Task brief:
Take the material below and retype it in full; pictures are left out.

Task inputs:
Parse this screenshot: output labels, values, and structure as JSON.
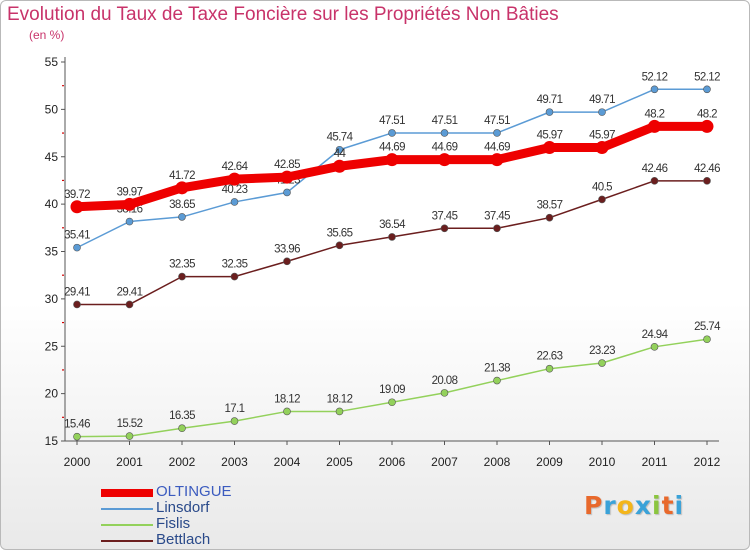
{
  "title": "Evolution du Taux de Taxe Foncière sur les Propriétés Non Bâties",
  "subtitle": "(en %)",
  "logo": {
    "letters": [
      "P",
      "r",
      "o",
      "x",
      "i",
      "t",
      "i"
    ],
    "colors": [
      "#e8692c",
      "#3aa2d8",
      "#f3b51a",
      "#3aa2d8",
      "#8bc53f",
      "#e8692c",
      "#3aa2d8"
    ]
  },
  "chart_data": {
    "type": "line",
    "x": [
      "2000",
      "2001",
      "2002",
      "2003",
      "2004",
      "2005",
      "2006",
      "2007",
      "2008",
      "2009",
      "2010",
      "2011",
      "2012"
    ],
    "ylim": [
      15,
      55
    ],
    "yticks": [
      "15",
      "20",
      "25",
      "30",
      "35",
      "40",
      "45",
      "50",
      "55"
    ],
    "grid": false,
    "legend_position": "bottom-left",
    "series": [
      {
        "name": "Bettlach",
        "color": "#6b1e1e",
        "emphasis": false,
        "values": [
          29.41,
          29.41,
          32.35,
          32.35,
          33.96,
          35.65,
          36.54,
          37.45,
          37.45,
          38.57,
          40.5,
          42.46,
          42.46
        ],
        "labels": [
          "29.41",
          "29.41",
          "32.35",
          "32.35",
          "33.96",
          "35.65",
          "36.54",
          "37.45",
          "37.45",
          "38.57",
          "40.5",
          "42.46",
          "42.46"
        ]
      },
      {
        "name": "Fislis",
        "color": "#93d15b",
        "emphasis": false,
        "values": [
          15.46,
          15.52,
          16.35,
          17.1,
          18.12,
          18.12,
          19.09,
          20.08,
          21.38,
          22.63,
          23.23,
          24.94,
          25.74
        ],
        "labels": [
          "15.46",
          "15.52",
          "16.35",
          "17.1",
          "18.12",
          "18.12",
          "19.09",
          "20.08",
          "21.38",
          "22.63",
          "23.23",
          "24.94",
          "25.74"
        ]
      },
      {
        "name": "Linsdorf",
        "color": "#5b9bd5",
        "emphasis": false,
        "values": [
          35.41,
          38.16,
          38.65,
          40.23,
          41.23,
          45.74,
          47.51,
          47.51,
          47.51,
          49.71,
          49.71,
          52.12,
          52.12
        ],
        "labels": [
          "35.41",
          "38.16",
          "38.65",
          "40.23",
          "41.23",
          "45.74",
          "47.51",
          "47.51",
          "47.51",
          "49.71",
          "49.71",
          "52.12",
          "52.12"
        ]
      },
      {
        "name": "OLTINGUE",
        "color": "#ee0000",
        "emphasis": true,
        "values": [
          39.72,
          39.97,
          41.72,
          42.64,
          42.85,
          44.0,
          44.69,
          44.69,
          44.69,
          45.97,
          45.97,
          48.2,
          48.2
        ],
        "labels": [
          "39.72",
          "39.97",
          "41.72",
          "42.64",
          "42.85",
          "44",
          "44.69",
          "44.69",
          "44.69",
          "45.97",
          "45.97",
          "48.2",
          "48.2"
        ]
      }
    ],
    "legend_order": [
      "OLTINGUE",
      "Linsdorf",
      "Fislis",
      "Bettlach"
    ]
  }
}
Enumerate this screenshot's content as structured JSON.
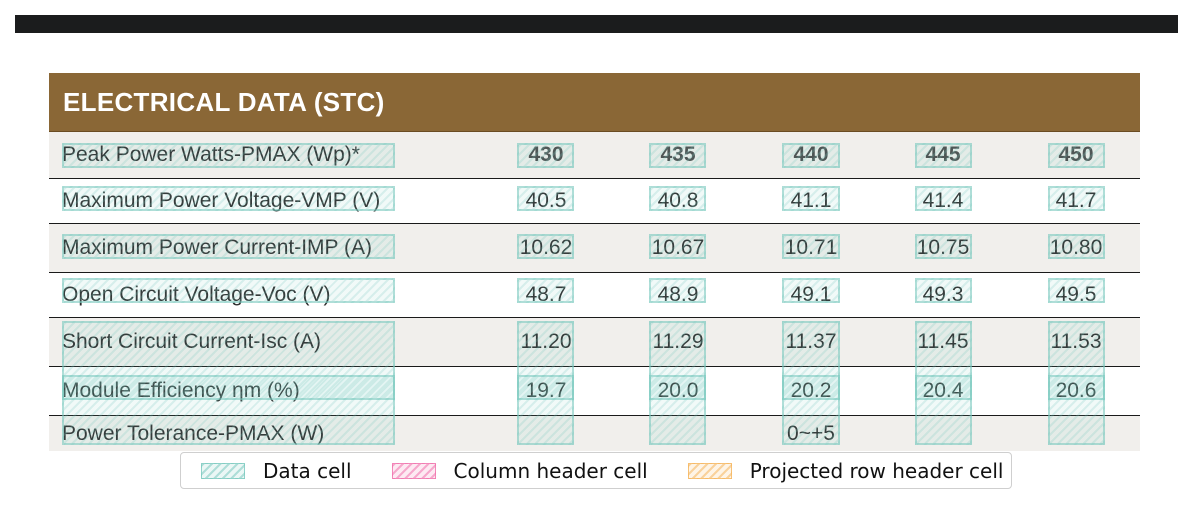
{
  "table": {
    "title": "ELECTRICAL DATA (STC)",
    "rows": [
      {
        "label": "Peak Power Watts-PMAX (Wp)*",
        "values": [
          "430",
          "435",
          "440",
          "445",
          "450"
        ]
      },
      {
        "label": "Maximum Power Voltage-VMP (V)",
        "values": [
          "40.5",
          "40.8",
          "41.1",
          "41.4",
          "41.7"
        ]
      },
      {
        "label": "Maximum Power Current-IMP (A)",
        "values": [
          "10.62",
          "10.67",
          "10.71",
          "10.75",
          "10.80"
        ]
      },
      {
        "label": "Open Circuit Voltage-Voc (V)",
        "values": [
          "48.7",
          "48.9",
          "49.1",
          "49.3",
          "49.5"
        ]
      },
      {
        "label": "Short Circuit Current-Isc (A)",
        "values": [
          "11.20",
          "11.29",
          "11.37",
          "11.45",
          "11.53"
        ]
      },
      {
        "label": "Module Efficiency ηm (%)",
        "values": [
          "19.7",
          "20.0",
          "20.2",
          "20.4",
          "20.6"
        ]
      },
      {
        "label": "Power Tolerance-PMAX (W)",
        "values": [
          "",
          "",
          "0~+5",
          "",
          ""
        ]
      }
    ]
  },
  "legend": {
    "data_cell": "Data cell",
    "column_header_cell": "Column header cell",
    "projected_row_header_cell": "Projected row header cell"
  },
  "colors": {
    "title_bar": "#8a6736",
    "data_cell_overlay": "#78c8be",
    "column_header_overlay": "#f06eaa",
    "projected_row_header_overlay": "#f5b45a"
  }
}
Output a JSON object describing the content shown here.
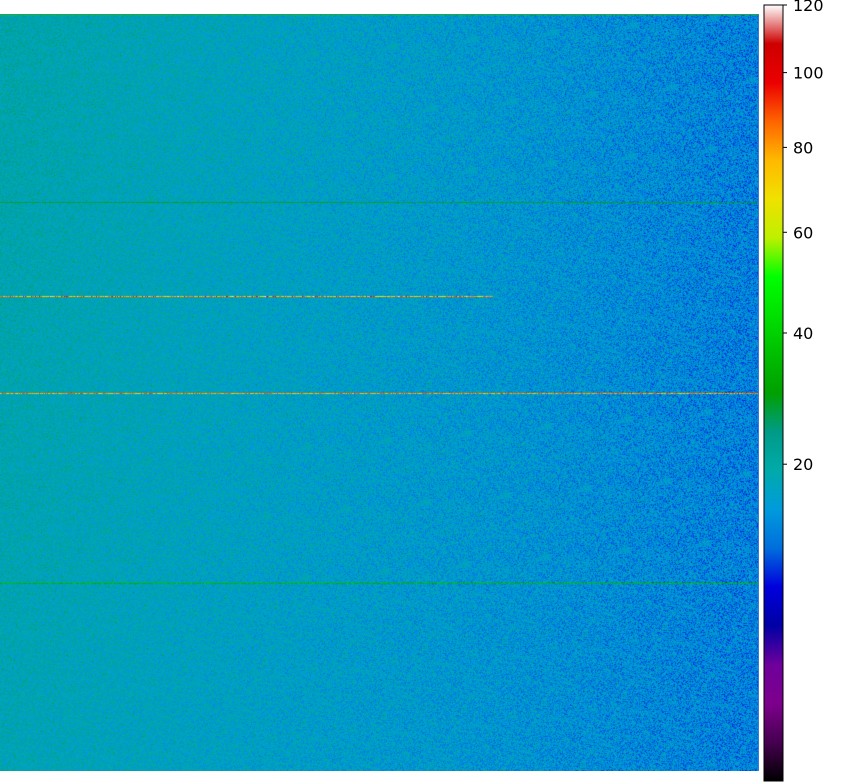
{
  "chart_data": {
    "type": "heatmap",
    "title": "",
    "xlabel": "",
    "ylabel": "",
    "colormap": "nipy_spectral",
    "color_scale": "sqrt",
    "vmin": 0,
    "vmax": 120,
    "colorbar_ticks": [
      20,
      40,
      60,
      80,
      100,
      120
    ],
    "colorbar_tick_labels": [
      "20",
      "40",
      "60",
      "80",
      "100",
      "120"
    ],
    "typical_value_range": [
      10,
      24
    ],
    "gradient": "values higher on left and in upper rows, lower toward right",
    "hot_row_segment": {
      "row_fraction": 0.372,
      "x_fraction_end": 0.65,
      "values": [
        60,
        120
      ]
    },
    "bright_rows": [
      {
        "row_fraction": 0.249,
        "value": 28
      },
      {
        "row_fraction": 0.501,
        "value": 80
      },
      {
        "row_fraction": 0.751,
        "value": 35
      }
    ],
    "top_row_value": 45
  }
}
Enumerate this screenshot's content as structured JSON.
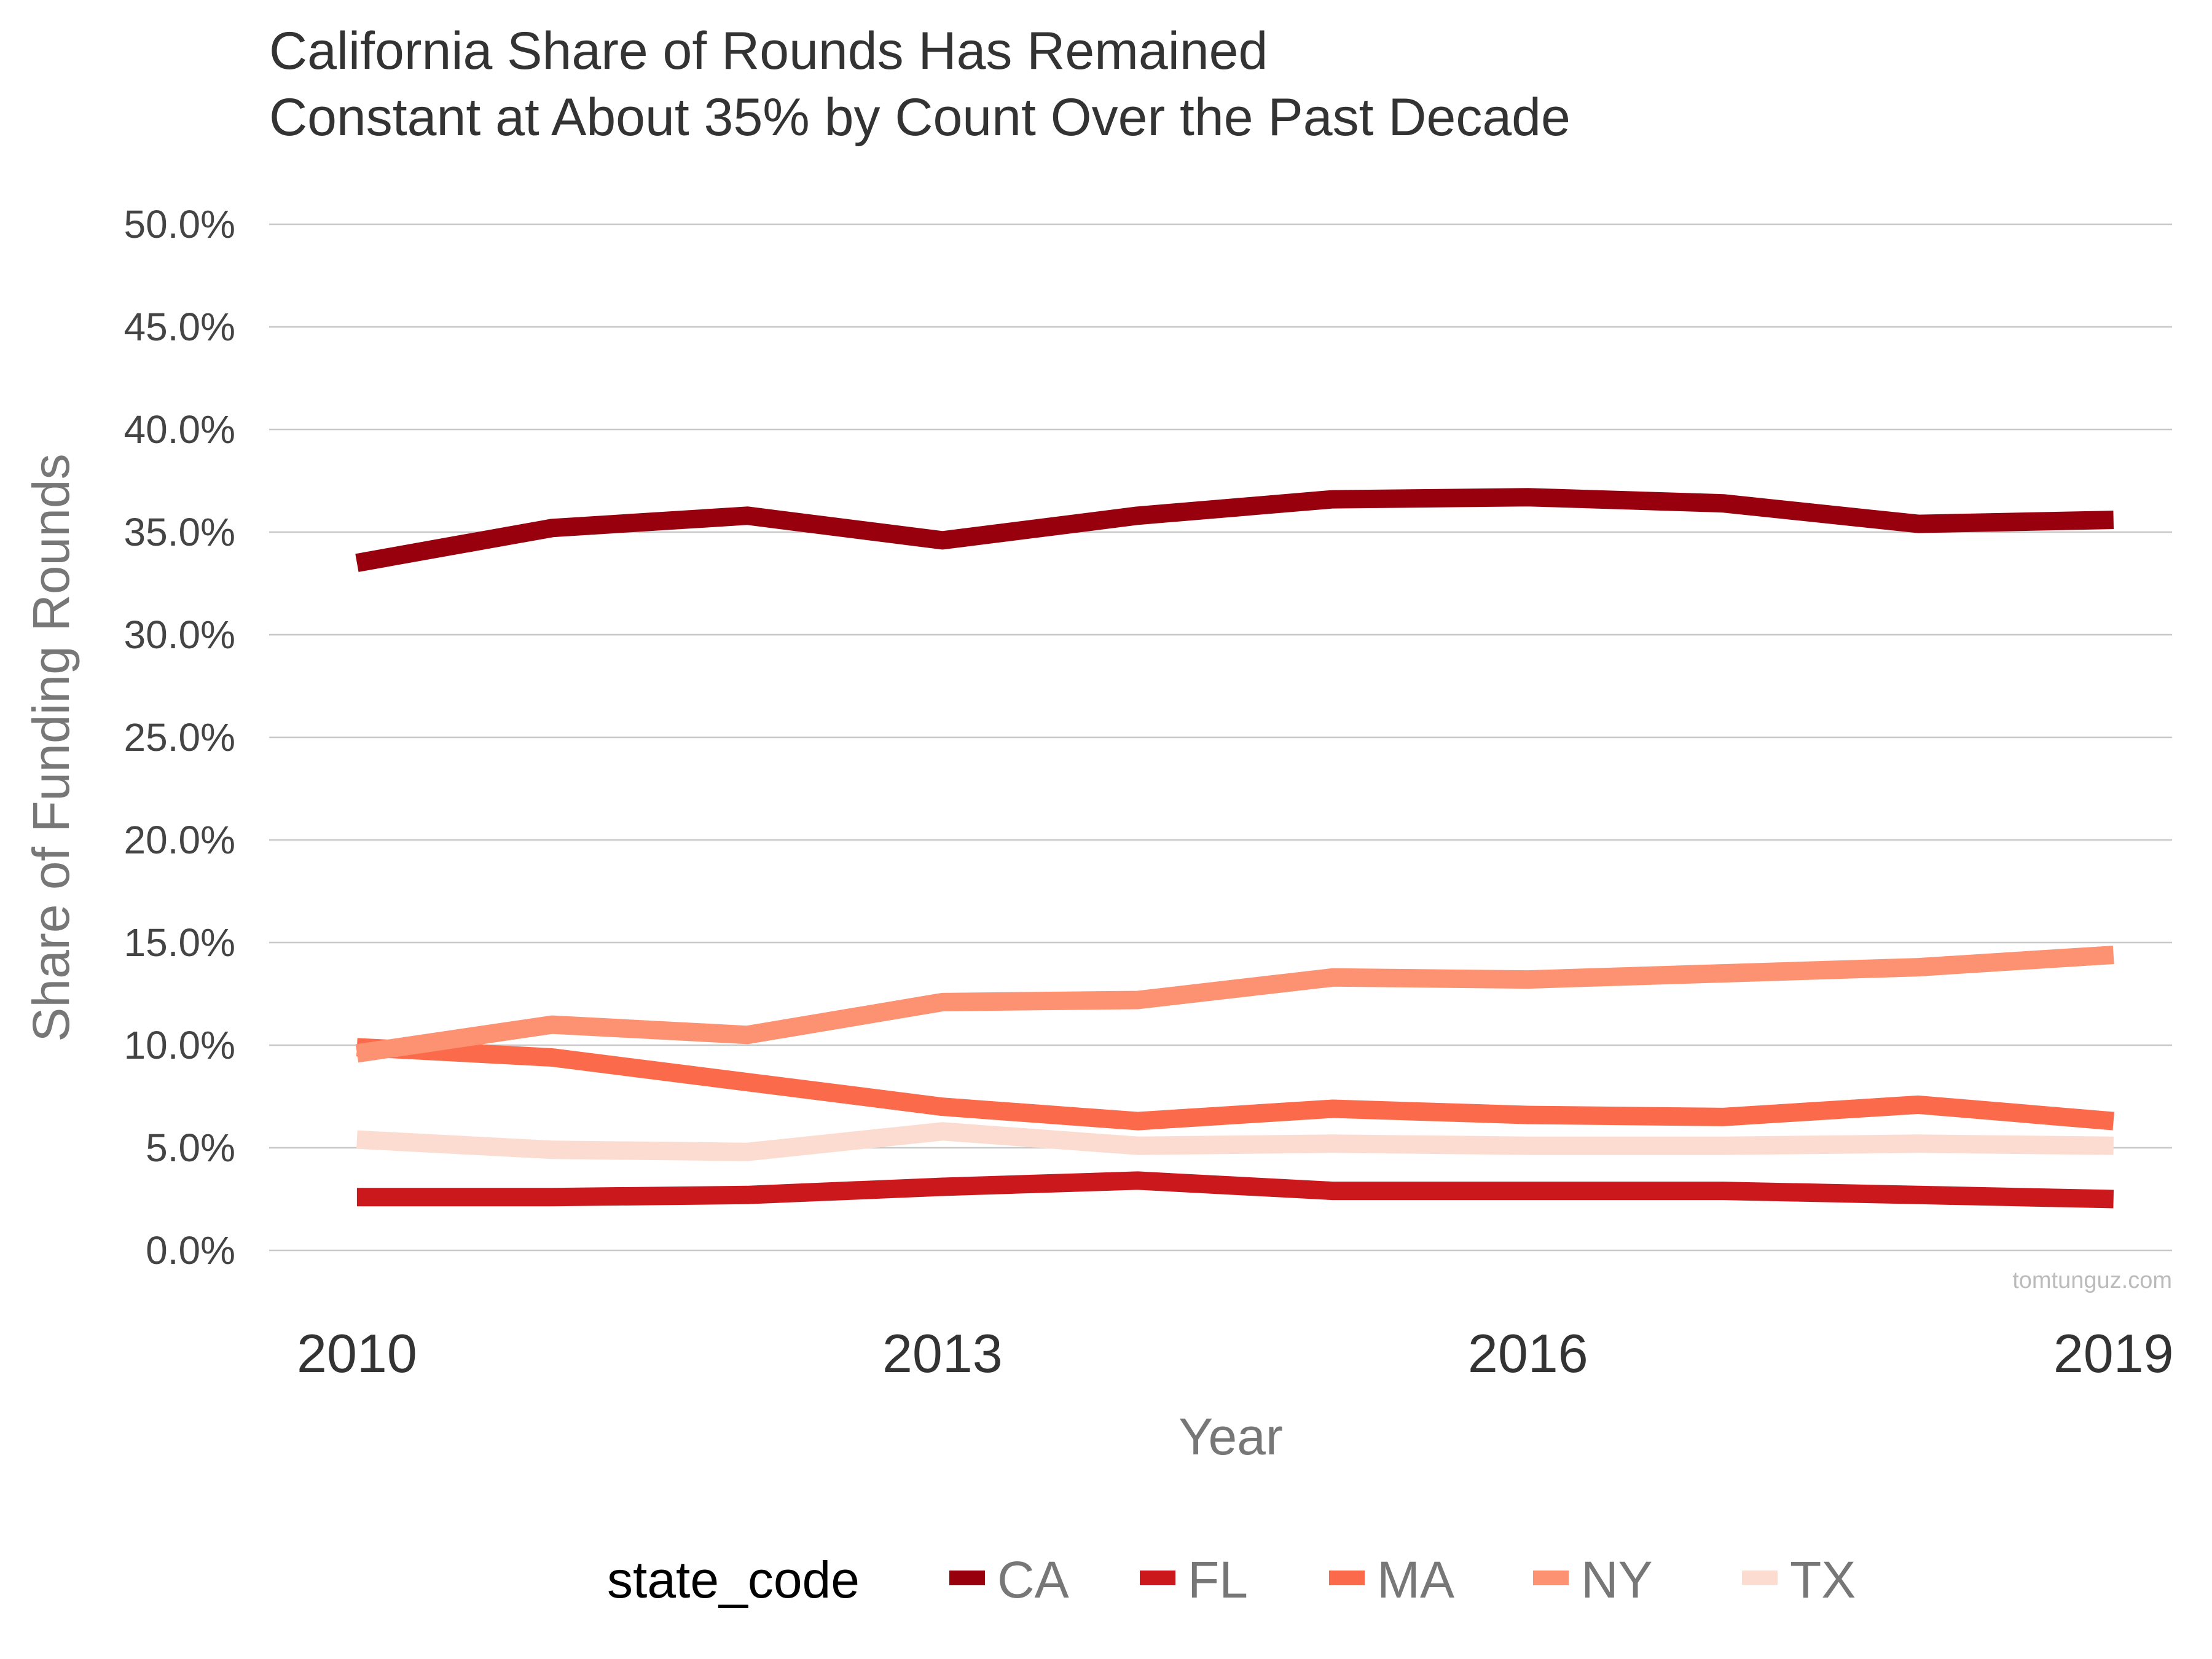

Solution to the exercise:
Parse this screenshot: output labels, values, and structure as JSON.
{
  "title": "Evolution du Taux de Taxe Foncière sur les Propriétés Non Bâties",
  "subtitle": "(en %)",
  "logo": {
    "letters": [
      "P",
      "r",
      "o",
      "x",
      "i",
      "t",
      "i"
    ],
    "colors": [
      "#e8692c",
      "#3aa2d8",
      "#f3b51a",
      "#3aa2d8",
      "#8bc53f",
      "#e8692c",
      "#3aa2d8"
    ]
  },
  "chart_data": {
    "type": "line",
    "x": [
      "2000",
      "2001",
      "2002",
      "2003",
      "2004",
      "2005",
      "2006",
      "2007",
      "2008",
      "2009",
      "2010",
      "2011",
      "2012"
    ],
    "ylim": [
      15,
      55
    ],
    "yticks": [
      "15",
      "20",
      "25",
      "30",
      "35",
      "40",
      "45",
      "50",
      "55"
    ],
    "grid": false,
    "legend_position": "bottom-left",
    "series": [
      {
        "name": "Bettlach",
        "color": "#6b1e1e",
        "emphasis": false,
        "values": [
          29.41,
          29.41,
          32.35,
          32.35,
          33.96,
          35.65,
          36.54,
          37.45,
          37.45,
          38.57,
          40.5,
          42.46,
          42.46
        ],
        "labels": [
          "29.41",
          "29.41",
          "32.35",
          "32.35",
          "33.96",
          "35.65",
          "36.54",
          "37.45",
          "37.45",
          "38.57",
          "40.5",
          "42.46",
          "42.46"
        ]
      },
      {
        "name": "Fislis",
        "color": "#93d15b",
        "emphasis": false,
        "values": [
          15.46,
          15.52,
          16.35,
          17.1,
          18.12,
          18.12,
          19.09,
          20.08,
          21.38,
          22.63,
          23.23,
          24.94,
          25.74
        ],
        "labels": [
          "15.46",
          "15.52",
          "16.35",
          "17.1",
          "18.12",
          "18.12",
          "19.09",
          "20.08",
          "21.38",
          "22.63",
          "23.23",
          "24.94",
          "25.74"
        ]
      },
      {
        "name": "Linsdorf",
        "color": "#5b9bd5",
        "emphasis": false,
        "values": [
          35.41,
          38.16,
          38.65,
          40.23,
          41.23,
          45.74,
          47.51,
          47.51,
          47.51,
          49.71,
          49.71,
          52.12,
          52.12
        ],
        "labels": [
          "35.41",
          "38.16",
          "38.65",
          "40.23",
          "41.23",
          "45.74",
          "47.51",
          "47.51",
          "47.51",
          "49.71",
          "49.71",
          "52.12",
          "52.12"
        ]
      },
      {
        "name": "OLTINGUE",
        "color": "#ee0000",
        "emphasis": true,
        "values": [
          39.72,
          39.97,
          41.72,
          42.64,
          42.85,
          44.0,
          44.69,
          44.69,
          44.69,
          45.97,
          45.97,
          48.2,
          48.2
        ],
        "labels": [
          "39.72",
          "39.97",
          "41.72",
          "42.64",
          "42.85",
          "44",
          "44.69",
          "44.69",
          "44.69",
          "45.97",
          "45.97",
          "48.2",
          "48.2"
        ]
      }
    ],
    "legend_order": [
      "OLTINGUE",
      "Linsdorf",
      "Fislis",
      "Bettlach"
    ]
  }
}
Enumerate this screenshot's content as structured JSON.
{
  "table": {
    "title": "ELECTRICAL DATA (STC)",
    "rows": [
      {
        "label": "Peak Power Watts-PMAX (Wp)*",
        "values": [
          "430",
          "435",
          "440",
          "445",
          "450"
        ]
      },
      {
        "label": "Maximum Power Voltage-VMP (V)",
        "values": [
          "40.5",
          "40.8",
          "41.1",
          "41.4",
          "41.7"
        ]
      },
      {
        "label": "Maximum Power Current-IMP (A)",
        "values": [
          "10.62",
          "10.67",
          "10.71",
          "10.75",
          "10.80"
        ]
      },
      {
        "label": "Open Circuit Voltage-Voc (V)",
        "values": [
          "48.7",
          "48.9",
          "49.1",
          "49.3",
          "49.5"
        ]
      },
      {
        "label": "Short Circuit Current-Isc (A)",
        "values": [
          "11.20",
          "11.29",
          "11.37",
          "11.45",
          "11.53"
        ]
      },
      {
        "label": "Module Efficiency ηm (%)",
        "values": [
          "19.7",
          "20.0",
          "20.2",
          "20.4",
          "20.6"
        ]
      },
      {
        "label": "Power Tolerance-PMAX (W)",
        "values": [
          "",
          "",
          "0~+5",
          "",
          ""
        ]
      }
    ]
  },
  "legend": {
    "data_cell": "Data cell",
    "column_header_cell": "Column header cell",
    "projected_row_header_cell": "Projected row header cell"
  },
  "colors": {
    "title_bar": "#8a6736",
    "data_cell_overlay": "#78c8be",
    "column_header_overlay": "#f06eaa",
    "projected_row_header_overlay": "#f5b45a"
  }
}
Output a JSON object describing the content shown here.
{
  "chart_data": {
    "type": "heatmap",
    "title": "",
    "xlabel": "",
    "ylabel": "",
    "colormap": "nipy_spectral",
    "color_scale": "sqrt",
    "vmin": 0,
    "vmax": 120,
    "colorbar_ticks": [
      20,
      40,
      60,
      80,
      100,
      120
    ],
    "colorbar_tick_labels": [
      "20",
      "40",
      "60",
      "80",
      "100",
      "120"
    ],
    "typical_value_range": [
      10,
      24
    ],
    "gradient": "values higher on left and in upper rows, lower toward right",
    "hot_row_segment": {
      "row_fraction": 0.372,
      "x_fraction_end": 0.65,
      "values": [
        60,
        120
      ]
    },
    "bright_rows": [
      {
        "row_fraction": 0.249,
        "value": 28
      },
      {
        "row_fraction": 0.501,
        "value": 80
      },
      {
        "row_fraction": 0.751,
        "value": 35
      }
    ],
    "top_row_value": 45
  }
}
Enumerate this screenshot's content as structured JSON.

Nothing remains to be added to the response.